> **PROBLEM DETAILS**: State how many lines in the listing below include the word "Shakespeare", and add nothing besides the number.
[BEGIN ROWS]
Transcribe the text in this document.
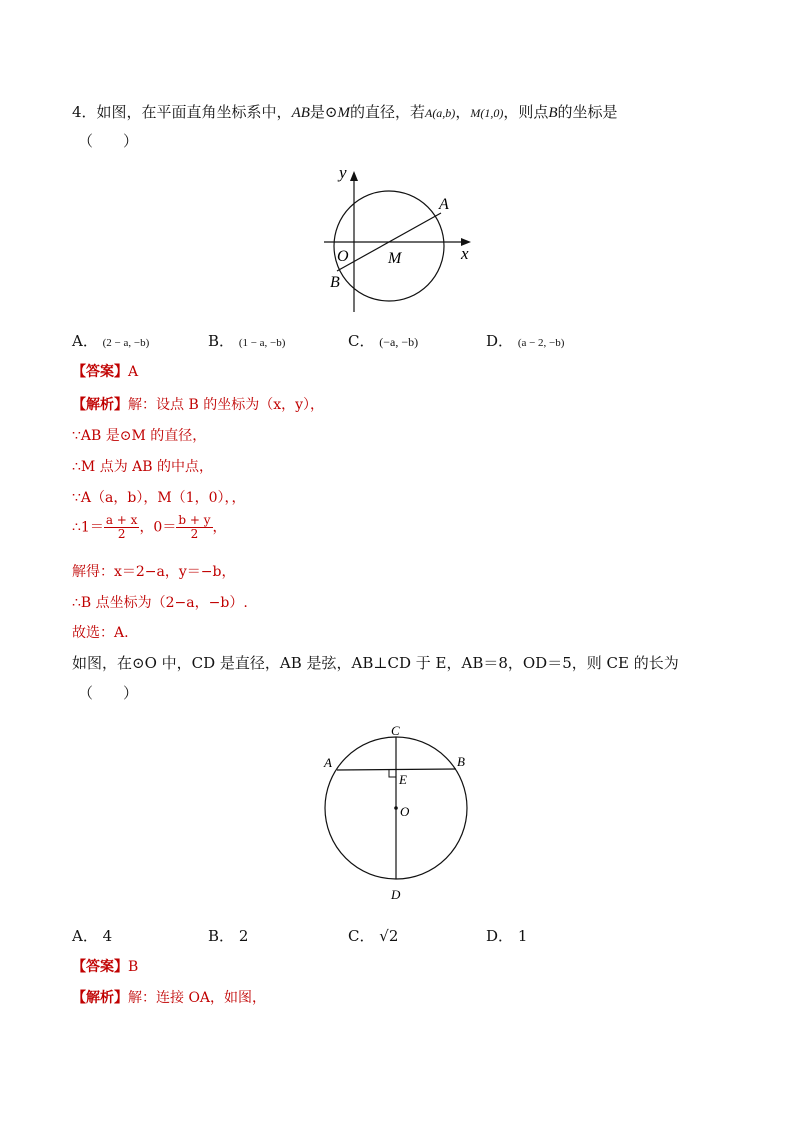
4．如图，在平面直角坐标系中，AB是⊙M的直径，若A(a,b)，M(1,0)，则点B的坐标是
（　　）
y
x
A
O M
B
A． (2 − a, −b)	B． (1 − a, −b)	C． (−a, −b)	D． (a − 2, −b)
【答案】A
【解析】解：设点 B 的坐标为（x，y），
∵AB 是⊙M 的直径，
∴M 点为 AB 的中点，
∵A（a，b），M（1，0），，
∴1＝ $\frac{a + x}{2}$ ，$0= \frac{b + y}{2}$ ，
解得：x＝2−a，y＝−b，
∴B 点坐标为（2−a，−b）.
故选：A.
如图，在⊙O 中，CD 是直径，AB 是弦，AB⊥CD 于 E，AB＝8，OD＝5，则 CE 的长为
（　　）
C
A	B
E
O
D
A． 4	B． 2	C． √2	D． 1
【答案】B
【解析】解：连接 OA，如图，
[END ROWS]
[BEGIN ROWS]
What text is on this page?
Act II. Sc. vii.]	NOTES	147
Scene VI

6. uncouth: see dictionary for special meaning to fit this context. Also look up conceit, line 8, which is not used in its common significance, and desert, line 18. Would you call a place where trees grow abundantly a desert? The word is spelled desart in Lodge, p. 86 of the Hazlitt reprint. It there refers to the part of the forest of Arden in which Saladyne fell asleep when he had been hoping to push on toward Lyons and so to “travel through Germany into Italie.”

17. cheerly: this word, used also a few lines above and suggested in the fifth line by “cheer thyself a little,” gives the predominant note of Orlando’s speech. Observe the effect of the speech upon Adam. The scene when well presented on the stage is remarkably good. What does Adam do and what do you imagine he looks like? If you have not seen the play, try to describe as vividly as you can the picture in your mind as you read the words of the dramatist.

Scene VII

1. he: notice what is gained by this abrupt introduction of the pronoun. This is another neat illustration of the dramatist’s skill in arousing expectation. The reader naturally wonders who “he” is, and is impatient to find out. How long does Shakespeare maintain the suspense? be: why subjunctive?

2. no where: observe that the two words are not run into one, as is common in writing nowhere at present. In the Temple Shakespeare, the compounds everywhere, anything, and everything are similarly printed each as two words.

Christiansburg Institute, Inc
[END ROWS]
> **EXPECTED ANSWER**: 2